- [Collected data entries]
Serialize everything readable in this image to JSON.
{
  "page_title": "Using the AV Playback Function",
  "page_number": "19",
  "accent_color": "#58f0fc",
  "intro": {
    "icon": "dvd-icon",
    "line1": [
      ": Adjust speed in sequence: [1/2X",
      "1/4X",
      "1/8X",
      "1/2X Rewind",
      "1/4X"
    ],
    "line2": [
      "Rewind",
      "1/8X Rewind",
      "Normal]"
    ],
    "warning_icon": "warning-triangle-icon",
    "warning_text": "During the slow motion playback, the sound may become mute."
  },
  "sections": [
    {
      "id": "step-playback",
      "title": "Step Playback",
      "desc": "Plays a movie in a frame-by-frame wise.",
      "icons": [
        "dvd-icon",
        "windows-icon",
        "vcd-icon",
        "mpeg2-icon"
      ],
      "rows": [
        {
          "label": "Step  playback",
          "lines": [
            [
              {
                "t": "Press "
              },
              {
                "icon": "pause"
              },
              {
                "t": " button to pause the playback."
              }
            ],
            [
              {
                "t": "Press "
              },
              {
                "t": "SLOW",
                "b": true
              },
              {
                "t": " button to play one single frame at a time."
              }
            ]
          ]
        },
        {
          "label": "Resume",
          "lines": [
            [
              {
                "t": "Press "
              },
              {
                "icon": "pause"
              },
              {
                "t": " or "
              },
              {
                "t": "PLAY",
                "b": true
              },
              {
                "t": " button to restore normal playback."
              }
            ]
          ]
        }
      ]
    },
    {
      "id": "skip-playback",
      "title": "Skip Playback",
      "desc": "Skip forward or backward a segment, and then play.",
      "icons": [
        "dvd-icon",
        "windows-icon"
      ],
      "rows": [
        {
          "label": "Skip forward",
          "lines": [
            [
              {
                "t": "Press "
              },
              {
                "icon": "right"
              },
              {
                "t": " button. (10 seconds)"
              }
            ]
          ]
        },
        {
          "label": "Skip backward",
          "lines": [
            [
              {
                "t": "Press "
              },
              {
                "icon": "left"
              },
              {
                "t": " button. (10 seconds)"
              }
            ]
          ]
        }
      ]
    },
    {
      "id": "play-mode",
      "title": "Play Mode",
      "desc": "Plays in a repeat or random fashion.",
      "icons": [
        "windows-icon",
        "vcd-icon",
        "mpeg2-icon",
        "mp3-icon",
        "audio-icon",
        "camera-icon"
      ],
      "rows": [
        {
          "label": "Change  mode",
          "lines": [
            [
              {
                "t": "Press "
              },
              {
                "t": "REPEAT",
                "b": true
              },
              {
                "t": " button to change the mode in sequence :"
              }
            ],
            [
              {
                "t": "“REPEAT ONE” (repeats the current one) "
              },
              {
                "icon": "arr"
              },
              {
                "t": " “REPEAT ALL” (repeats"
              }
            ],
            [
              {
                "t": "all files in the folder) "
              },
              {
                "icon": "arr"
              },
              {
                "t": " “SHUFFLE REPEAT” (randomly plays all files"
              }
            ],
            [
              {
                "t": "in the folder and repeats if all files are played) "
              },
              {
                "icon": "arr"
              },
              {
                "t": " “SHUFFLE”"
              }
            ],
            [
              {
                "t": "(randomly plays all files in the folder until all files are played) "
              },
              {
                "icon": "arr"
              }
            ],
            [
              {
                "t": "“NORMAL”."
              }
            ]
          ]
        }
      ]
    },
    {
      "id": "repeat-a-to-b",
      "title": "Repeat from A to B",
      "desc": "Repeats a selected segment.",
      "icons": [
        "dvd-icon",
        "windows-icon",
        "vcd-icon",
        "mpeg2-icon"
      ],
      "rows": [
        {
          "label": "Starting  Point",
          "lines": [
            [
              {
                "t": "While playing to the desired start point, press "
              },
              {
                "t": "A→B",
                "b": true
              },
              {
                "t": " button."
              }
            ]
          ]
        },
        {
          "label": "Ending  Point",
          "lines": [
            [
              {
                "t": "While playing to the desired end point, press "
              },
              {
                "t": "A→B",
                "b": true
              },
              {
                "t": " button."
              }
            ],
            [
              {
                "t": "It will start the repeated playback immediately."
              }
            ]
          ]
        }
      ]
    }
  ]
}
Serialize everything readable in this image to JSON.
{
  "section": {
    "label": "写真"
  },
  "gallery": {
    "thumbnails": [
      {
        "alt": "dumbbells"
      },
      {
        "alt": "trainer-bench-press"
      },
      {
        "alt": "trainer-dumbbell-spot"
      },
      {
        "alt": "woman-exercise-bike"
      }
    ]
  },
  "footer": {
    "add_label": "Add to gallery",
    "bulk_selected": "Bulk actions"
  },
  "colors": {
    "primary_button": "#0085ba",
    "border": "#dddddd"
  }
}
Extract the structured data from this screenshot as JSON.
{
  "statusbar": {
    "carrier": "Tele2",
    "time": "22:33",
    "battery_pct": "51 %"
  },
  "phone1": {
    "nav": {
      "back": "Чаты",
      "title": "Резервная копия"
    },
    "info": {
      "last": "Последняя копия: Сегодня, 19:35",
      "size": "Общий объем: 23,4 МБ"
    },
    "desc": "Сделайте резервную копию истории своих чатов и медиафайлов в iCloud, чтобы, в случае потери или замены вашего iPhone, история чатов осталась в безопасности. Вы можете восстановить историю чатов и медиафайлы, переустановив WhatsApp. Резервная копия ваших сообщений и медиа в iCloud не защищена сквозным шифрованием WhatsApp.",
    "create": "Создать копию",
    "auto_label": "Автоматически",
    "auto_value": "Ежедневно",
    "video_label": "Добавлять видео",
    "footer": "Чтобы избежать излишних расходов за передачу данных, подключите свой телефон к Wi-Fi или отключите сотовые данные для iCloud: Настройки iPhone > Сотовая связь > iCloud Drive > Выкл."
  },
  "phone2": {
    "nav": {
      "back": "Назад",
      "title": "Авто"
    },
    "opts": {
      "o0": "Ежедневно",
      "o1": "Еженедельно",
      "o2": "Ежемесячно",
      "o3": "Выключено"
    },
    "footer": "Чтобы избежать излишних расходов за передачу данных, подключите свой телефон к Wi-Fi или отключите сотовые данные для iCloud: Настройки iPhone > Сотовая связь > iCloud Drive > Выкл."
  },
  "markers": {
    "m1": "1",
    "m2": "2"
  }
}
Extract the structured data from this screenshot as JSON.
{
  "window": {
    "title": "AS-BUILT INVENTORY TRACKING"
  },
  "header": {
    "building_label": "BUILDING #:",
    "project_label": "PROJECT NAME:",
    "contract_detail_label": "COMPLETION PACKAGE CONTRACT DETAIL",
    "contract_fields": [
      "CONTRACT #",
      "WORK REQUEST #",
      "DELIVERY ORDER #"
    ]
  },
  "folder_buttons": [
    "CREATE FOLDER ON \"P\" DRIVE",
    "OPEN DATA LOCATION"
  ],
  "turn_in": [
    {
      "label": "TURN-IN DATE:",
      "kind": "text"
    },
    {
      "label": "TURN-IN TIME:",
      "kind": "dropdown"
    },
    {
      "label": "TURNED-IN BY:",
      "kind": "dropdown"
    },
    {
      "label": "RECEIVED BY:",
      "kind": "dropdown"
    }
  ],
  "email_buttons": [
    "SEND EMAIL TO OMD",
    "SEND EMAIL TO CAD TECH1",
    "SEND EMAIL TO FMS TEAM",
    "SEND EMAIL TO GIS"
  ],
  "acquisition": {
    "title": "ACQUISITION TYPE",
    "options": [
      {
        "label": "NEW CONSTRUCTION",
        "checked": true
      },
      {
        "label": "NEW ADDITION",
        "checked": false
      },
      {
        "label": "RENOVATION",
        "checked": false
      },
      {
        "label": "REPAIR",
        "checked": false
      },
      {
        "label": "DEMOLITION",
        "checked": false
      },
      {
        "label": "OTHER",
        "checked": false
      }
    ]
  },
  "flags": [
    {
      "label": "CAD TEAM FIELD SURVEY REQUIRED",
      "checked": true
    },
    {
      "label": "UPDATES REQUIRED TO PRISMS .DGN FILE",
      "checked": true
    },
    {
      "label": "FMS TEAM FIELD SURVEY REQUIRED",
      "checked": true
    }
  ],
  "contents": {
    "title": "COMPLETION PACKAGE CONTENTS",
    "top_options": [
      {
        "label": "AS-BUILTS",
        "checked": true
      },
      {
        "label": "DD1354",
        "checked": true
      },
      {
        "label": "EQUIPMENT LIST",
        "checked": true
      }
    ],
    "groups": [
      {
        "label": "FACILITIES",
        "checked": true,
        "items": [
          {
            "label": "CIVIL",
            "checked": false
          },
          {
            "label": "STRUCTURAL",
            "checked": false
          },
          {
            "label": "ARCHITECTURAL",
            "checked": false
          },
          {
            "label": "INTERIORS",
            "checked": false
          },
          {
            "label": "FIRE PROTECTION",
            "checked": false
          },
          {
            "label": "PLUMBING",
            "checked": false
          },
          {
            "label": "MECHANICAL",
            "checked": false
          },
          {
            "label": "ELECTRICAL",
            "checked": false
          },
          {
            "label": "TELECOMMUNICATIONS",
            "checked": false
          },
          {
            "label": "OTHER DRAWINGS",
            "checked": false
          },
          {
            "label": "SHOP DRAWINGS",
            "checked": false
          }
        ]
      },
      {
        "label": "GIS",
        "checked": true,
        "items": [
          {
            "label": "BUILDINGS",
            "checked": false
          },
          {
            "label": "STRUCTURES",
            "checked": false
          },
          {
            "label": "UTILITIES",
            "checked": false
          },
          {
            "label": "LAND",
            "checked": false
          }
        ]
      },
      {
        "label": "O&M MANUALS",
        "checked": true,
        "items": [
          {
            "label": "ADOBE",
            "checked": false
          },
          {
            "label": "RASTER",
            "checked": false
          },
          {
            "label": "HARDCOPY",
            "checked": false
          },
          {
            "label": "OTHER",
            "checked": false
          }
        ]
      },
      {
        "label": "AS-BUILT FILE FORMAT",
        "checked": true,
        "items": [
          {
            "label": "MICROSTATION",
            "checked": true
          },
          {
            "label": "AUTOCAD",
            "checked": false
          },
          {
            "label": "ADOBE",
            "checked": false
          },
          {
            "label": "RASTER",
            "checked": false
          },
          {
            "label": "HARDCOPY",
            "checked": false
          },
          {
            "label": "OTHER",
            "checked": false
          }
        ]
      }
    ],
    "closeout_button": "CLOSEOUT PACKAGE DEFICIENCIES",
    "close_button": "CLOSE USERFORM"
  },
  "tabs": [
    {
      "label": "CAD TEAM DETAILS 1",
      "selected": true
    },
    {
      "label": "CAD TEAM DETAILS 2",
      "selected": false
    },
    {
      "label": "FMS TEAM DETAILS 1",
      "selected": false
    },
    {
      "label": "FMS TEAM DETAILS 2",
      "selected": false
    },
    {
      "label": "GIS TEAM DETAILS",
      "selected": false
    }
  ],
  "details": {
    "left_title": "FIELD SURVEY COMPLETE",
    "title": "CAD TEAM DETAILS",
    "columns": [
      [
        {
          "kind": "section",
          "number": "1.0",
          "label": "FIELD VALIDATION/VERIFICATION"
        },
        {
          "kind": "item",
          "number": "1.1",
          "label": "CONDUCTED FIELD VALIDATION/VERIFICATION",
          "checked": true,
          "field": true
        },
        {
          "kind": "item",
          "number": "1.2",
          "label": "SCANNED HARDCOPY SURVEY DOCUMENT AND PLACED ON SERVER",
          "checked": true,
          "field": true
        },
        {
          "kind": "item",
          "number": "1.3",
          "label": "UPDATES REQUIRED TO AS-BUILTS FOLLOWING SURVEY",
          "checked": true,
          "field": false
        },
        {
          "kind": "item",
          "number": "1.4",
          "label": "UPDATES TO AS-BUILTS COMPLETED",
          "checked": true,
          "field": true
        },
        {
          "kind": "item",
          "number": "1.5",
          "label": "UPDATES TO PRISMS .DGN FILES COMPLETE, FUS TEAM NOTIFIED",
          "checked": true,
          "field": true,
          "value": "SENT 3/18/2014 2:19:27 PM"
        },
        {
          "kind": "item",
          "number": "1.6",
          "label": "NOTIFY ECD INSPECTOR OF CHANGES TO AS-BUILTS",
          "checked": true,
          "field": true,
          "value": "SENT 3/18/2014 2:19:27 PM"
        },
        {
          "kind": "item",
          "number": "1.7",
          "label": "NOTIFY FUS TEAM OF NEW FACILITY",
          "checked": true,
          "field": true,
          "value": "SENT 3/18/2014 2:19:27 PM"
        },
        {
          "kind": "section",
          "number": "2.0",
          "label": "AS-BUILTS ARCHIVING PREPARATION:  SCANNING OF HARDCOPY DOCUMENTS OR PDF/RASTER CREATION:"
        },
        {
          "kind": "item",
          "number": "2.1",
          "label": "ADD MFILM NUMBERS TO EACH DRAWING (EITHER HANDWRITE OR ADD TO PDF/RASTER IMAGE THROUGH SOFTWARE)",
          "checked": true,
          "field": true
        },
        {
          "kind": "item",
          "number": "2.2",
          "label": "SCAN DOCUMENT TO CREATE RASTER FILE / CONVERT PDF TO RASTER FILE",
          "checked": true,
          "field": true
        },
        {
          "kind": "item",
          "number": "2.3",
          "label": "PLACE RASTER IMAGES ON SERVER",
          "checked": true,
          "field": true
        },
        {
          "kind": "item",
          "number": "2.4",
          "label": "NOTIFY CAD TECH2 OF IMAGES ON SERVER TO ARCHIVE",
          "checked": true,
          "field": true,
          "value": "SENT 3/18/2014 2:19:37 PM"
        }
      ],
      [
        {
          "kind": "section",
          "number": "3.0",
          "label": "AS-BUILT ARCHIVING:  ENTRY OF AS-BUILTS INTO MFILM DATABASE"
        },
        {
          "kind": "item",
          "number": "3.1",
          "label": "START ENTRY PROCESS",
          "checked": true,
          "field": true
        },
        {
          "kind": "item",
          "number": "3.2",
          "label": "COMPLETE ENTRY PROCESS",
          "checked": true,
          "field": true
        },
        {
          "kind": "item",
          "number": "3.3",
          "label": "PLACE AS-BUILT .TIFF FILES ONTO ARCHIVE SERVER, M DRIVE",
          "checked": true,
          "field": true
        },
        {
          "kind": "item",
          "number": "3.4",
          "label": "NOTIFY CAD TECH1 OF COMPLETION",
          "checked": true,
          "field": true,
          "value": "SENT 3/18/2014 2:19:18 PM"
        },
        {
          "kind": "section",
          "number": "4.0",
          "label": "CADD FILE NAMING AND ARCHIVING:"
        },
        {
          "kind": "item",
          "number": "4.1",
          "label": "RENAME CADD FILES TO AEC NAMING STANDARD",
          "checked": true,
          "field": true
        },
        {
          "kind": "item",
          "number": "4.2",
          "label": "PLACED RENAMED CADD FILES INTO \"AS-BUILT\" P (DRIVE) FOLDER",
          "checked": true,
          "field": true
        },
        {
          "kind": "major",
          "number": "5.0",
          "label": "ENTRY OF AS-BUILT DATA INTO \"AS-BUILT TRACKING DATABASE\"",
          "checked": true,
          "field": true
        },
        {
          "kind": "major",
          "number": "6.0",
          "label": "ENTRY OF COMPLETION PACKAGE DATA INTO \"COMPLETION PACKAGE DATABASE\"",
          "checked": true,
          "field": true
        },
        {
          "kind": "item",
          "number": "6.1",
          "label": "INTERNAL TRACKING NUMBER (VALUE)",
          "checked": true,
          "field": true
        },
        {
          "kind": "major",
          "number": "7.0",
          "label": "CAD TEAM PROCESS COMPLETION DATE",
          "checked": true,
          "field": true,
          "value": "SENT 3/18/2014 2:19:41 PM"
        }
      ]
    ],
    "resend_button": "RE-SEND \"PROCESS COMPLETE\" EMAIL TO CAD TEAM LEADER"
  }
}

- [The problem]
Go through the entries and return each line where the word "PROCESS" appears.

- [Result of this task]
          "label": "START ENTRY PROCESS",
          "label": "COMPLETE ENTRY PROCESS",
          "label": "CAD TEAM PROCESS COMPLETION DATE",
    "resend_button": "RE-SEND \"PROCESS COMPLETE\" EMAIL TO CAD TEAM LEADER"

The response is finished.